PAGE
-- START --

2021 Faultline Chardonnay

Faultline Chardonnay



$0.00 AUD


Tasting Profile

November 2022

This single-block wine is sourced from just 0.5 ha of 25-year-old Chardonnay vines within the Faultline block. Compared to the Farrago block, the soil contains less ironstone and more deep clay, leading to wines containing an earthy depth and a fuller, richer palate. The fruit was gently whole-bunch pressed directly into French oak barriques (20% of which were new), and fermentation occurred spontaneously with ambient yeasts. Following fermentation, the wine was aged on lees (without battonage) for 11 months and was racked only once, directly prior to bottling. The wine was bottled without fining and with minimal filtration.

The nose offers a complex mix of aromas – nectarine, white florals, lime, and various other citrus notes, complete with engaging spice notes of ginger and lavender. The palate is taut and direct, with powerful citrus and softer edges showing more stonefruit characters. It finishes with a stone-like grip and excellent length. Tense and tight, this wine will reward time in the cellar.


Tasting Profile 2021
Tasting Profile 2020
Tasting Profile 2019



Vinous, May 2023

Angus Hughson

Energetic and powerful with a pristine core of youthful grapefruit and preserved lemon aromas wound in creamy oak. An exceptional precision follows. Tightly wound citrus flavours are lifted by more savoury/mineral nuances through to a super long and vibrant finish. The 2021 is a benchmark Mornington Peninsula Chardonnay.

95 points

The Real Review, June 2023

Aaron Brasher

Aromas of grapefruit pith, wet stone, minerals, just-ripe white peach, white flowers and nougat. Fine and focused; citrus and stone fruit are at the core. There’s a decent kick of nutty oak and creaminess and the acidity has snap and crAunch. Long, textured, layered and mouth-filling.

-- END --

Element-and-box listings
-- START --

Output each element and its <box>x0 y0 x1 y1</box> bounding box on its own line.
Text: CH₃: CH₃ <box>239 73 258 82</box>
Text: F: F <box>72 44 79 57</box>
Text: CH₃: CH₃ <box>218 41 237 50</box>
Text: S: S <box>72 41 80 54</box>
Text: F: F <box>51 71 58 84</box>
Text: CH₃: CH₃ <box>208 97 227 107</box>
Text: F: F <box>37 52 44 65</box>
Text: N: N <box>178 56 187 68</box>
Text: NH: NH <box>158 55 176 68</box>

-- END --

TASKS TO COMPLETE
- 1) Answer these questions about the Faultline Chardonnay page:
(a) How many hectares of vines is this single-block wine sourced from?
(b) For how many months was the wine aged on lees?
(c) What score accompanies the Vinous review from May 2023?
- 2) Write the next part of the Faultline Chardonnay page, continuing after the last sentence of its final review.

EXPECTED ANSWERS
- 1)
(a) 0.5 ha
(b) 11 months
(c) 95 points

- 2)
95 points

Wine Pinot, June 2023

Ken Gargett

This superb Mornington Peninsula Chardonnay is made from fruit that hails from a 0.5-hectare section of the Faultline vineyard. This vineyard has less ironstone and more clay than the Farrago. Whole bunches are pressed into French oak barriques, 20% new, with native yeasts. After fermentation, the wine spends 11 months on lees with a single racking. A deep yellow shade, the nose gives us notes of peaches, beeswax, ginger, cashews, and more with more notes of lemon butter and nougat. This is richer and riper in style than the Farrago and provides a gorgeous crème brulée texture. With fine acidity, excellent focus, and very good length, it will offer thoroughly enjoyable drinking over the next eight to twelve years. Love it!

96 points

Halliday Wine Companion, August 2023

Jane Faulkner

Faultline has a lot of detail, but in a more restrained package than its sibling Farrago. There’s finesse across the tight palate with fresh lemon and grapefruit and some flinty sulphides. Plus the perfect amount of nutty lees to expand the palate a tad. Moreish, savoury, complex and delicious.

96 points

Ciao Magazine, November 2023

Winsor Dobbin

Sometimes you want a wine for which you must pay a premium, perhaps for a dinner party, or maybe a special occasion. The chardonnays and pinot noirs from Kooyong on the Mornington Peninsula always deliver something special, so are well worth the asking prices. Richer and rounder than some of its stablemates, this single block wine nonetheless has a precise, crisp palate with grapefruit and stone fruit flavours along with plenty of length. Pair this with a traditional roast pork and crackling.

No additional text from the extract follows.